Stored data

•••

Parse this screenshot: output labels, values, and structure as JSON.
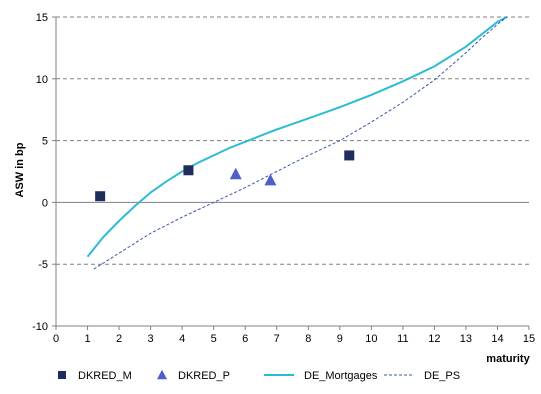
{
  "chart_data": {
    "type": "scatter",
    "title": "",
    "xlabel": "maturity",
    "ylabel": "ASW in bp",
    "xlim": [
      0,
      15
    ],
    "ylim": [
      -10,
      15
    ],
    "xticks": [
      0,
      1,
      2,
      3,
      4,
      5,
      6,
      7,
      8,
      9,
      10,
      11,
      12,
      13,
      14,
      15
    ],
    "yticks": [
      -10,
      -5,
      0,
      5,
      10,
      15
    ],
    "grid": "horizontal dashed",
    "legend_placement": "bottom",
    "series": [
      {
        "name": "DKRED_M",
        "kind": "marker",
        "marker": "square",
        "color": "#1f2d5c",
        "points": [
          [
            1.4,
            0.5
          ],
          [
            4.2,
            2.6
          ],
          [
            9.3,
            3.8
          ]
        ]
      },
      {
        "name": "DKRED_P",
        "kind": "marker",
        "marker": "triangle",
        "color": "#4f5fc9",
        "points": [
          [
            5.7,
            2.3
          ],
          [
            6.8,
            1.8
          ]
        ]
      },
      {
        "name": "DE_Mortgages",
        "kind": "line",
        "style": "solid",
        "color": "#2bbcd4",
        "points": [
          [
            1.0,
            -4.4
          ],
          [
            1.5,
            -2.8
          ],
          [
            2.0,
            -1.5
          ],
          [
            2.5,
            -0.3
          ],
          [
            3.0,
            0.8
          ],
          [
            3.5,
            1.7
          ],
          [
            4.0,
            2.5
          ],
          [
            4.5,
            3.2
          ],
          [
            5.0,
            3.8
          ],
          [
            5.5,
            4.4
          ],
          [
            6.0,
            4.9
          ],
          [
            7.0,
            5.9
          ],
          [
            8.0,
            6.8
          ],
          [
            9.0,
            7.7
          ],
          [
            10.0,
            8.7
          ],
          [
            11.0,
            9.8
          ],
          [
            12.0,
            11.0
          ],
          [
            13.0,
            12.6
          ],
          [
            13.5,
            13.6
          ],
          [
            14.0,
            14.6
          ],
          [
            14.3,
            15.0
          ]
        ]
      },
      {
        "name": "DE_PS",
        "kind": "line",
        "style": "dashed",
        "color": "#3a56b0",
        "points": [
          [
            1.2,
            -5.4
          ],
          [
            2.0,
            -4.1
          ],
          [
            3.0,
            -2.5
          ],
          [
            4.0,
            -1.2
          ],
          [
            5.0,
            0.0
          ],
          [
            6.0,
            1.2
          ],
          [
            7.0,
            2.5
          ],
          [
            8.0,
            3.8
          ],
          [
            9.0,
            5.0
          ],
          [
            10.0,
            6.5
          ],
          [
            11.0,
            8.1
          ],
          [
            12.0,
            9.9
          ],
          [
            13.0,
            12.1
          ],
          [
            13.5,
            13.3
          ],
          [
            14.0,
            14.4
          ],
          [
            14.3,
            15.0
          ]
        ]
      }
    ]
  }
}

•••

#### Problem to work on
Filter the listing for the word "marker" and copy every line that holds it.

#### Finished exercise
        "kind": "marker",
        "marker": "square",
        "kind": "marker",
        "marker": "triangle",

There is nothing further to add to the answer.